» **The exercise**
Can you write out all the lines word for word, with no pictures?

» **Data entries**

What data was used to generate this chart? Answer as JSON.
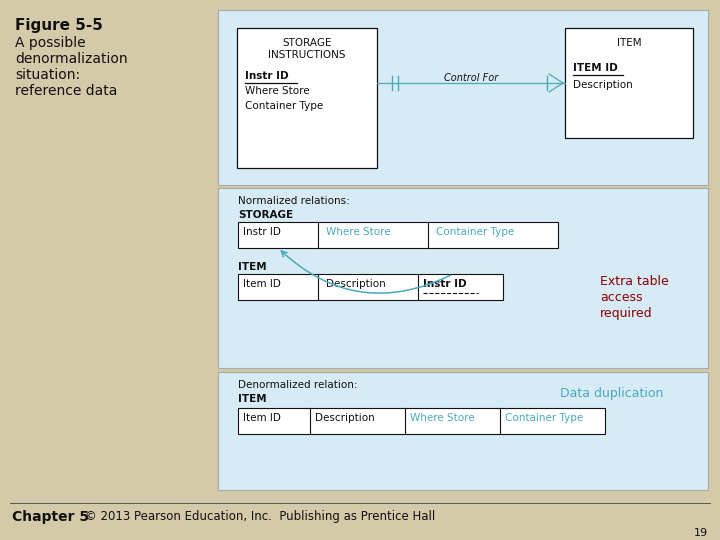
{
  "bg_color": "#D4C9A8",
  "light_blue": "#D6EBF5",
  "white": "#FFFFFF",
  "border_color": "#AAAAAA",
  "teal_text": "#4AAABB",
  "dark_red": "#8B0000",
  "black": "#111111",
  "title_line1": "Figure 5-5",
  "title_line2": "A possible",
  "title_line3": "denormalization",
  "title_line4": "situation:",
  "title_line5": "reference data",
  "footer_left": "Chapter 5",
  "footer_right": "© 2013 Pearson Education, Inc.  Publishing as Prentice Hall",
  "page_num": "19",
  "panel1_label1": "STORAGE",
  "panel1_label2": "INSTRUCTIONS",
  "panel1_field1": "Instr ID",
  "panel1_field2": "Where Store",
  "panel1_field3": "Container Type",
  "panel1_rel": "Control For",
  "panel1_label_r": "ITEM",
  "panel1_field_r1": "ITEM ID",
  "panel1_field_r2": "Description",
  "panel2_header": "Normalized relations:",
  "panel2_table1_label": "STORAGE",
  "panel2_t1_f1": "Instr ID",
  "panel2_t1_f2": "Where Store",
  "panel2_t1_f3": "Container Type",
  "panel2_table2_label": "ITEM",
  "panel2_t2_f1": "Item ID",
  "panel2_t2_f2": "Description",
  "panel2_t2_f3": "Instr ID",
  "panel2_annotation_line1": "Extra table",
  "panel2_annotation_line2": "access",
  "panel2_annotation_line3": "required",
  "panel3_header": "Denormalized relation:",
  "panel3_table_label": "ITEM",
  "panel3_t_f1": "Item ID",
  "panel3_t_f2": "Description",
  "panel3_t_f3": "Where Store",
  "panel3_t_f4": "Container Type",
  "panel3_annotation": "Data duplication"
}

» **Result of the exercise**
What data was used to generate this chart? Answer as JSON.
{
  "bg_color": "#D4C9A8",
  "light_blue": "#D6EBF5",
  "white": "#FFFFFF",
  "border_color": "#AAAAAA",
  "teal_text": "#4AAABB",
  "dark_red": "#8B0000",
  "black": "#111111",
  "title_line1": "Figure 5-5",
  "title_line2": "A possible",
  "title_line3": "denormalization",
  "title_line4": "situation:",
  "title_line5": "reference data",
  "footer_left": "Chapter 5",
  "footer_right": "© 2013 Pearson Education, Inc.  Publishing as Prentice Hall",
  "page_num": "19",
  "panel1_label1": "STORAGE",
  "panel1_label2": "INSTRUCTIONS",
  "panel1_field1": "Instr ID",
  "panel1_field2": "Where Store",
  "panel1_field3": "Container Type",
  "panel1_rel": "Control For",
  "panel1_label_r": "ITEM",
  "panel1_field_r1": "ITEM ID",
  "panel1_field_r2": "Description",
  "panel2_header": "Normalized relations:",
  "panel2_table1_label": "STORAGE",
  "panel2_t1_f1": "Instr ID",
  "panel2_t1_f2": "Where Store",
  "panel2_t1_f3": "Container Type",
  "panel2_table2_label": "ITEM",
  "panel2_t2_f1": "Item ID",
  "panel2_t2_f2": "Description",
  "panel2_t2_f3": "Instr ID",
  "panel2_annotation_line1": "Extra table",
  "panel2_annotation_line2": "access",
  "panel2_annotation_line3": "required",
  "panel3_header": "Denormalized relation:",
  "panel3_table_label": "ITEM",
  "panel3_t_f1": "Item ID",
  "panel3_t_f2": "Description",
  "panel3_t_f3": "Where Store",
  "panel3_t_f4": "Container Type",
  "panel3_annotation": "Data duplication"
}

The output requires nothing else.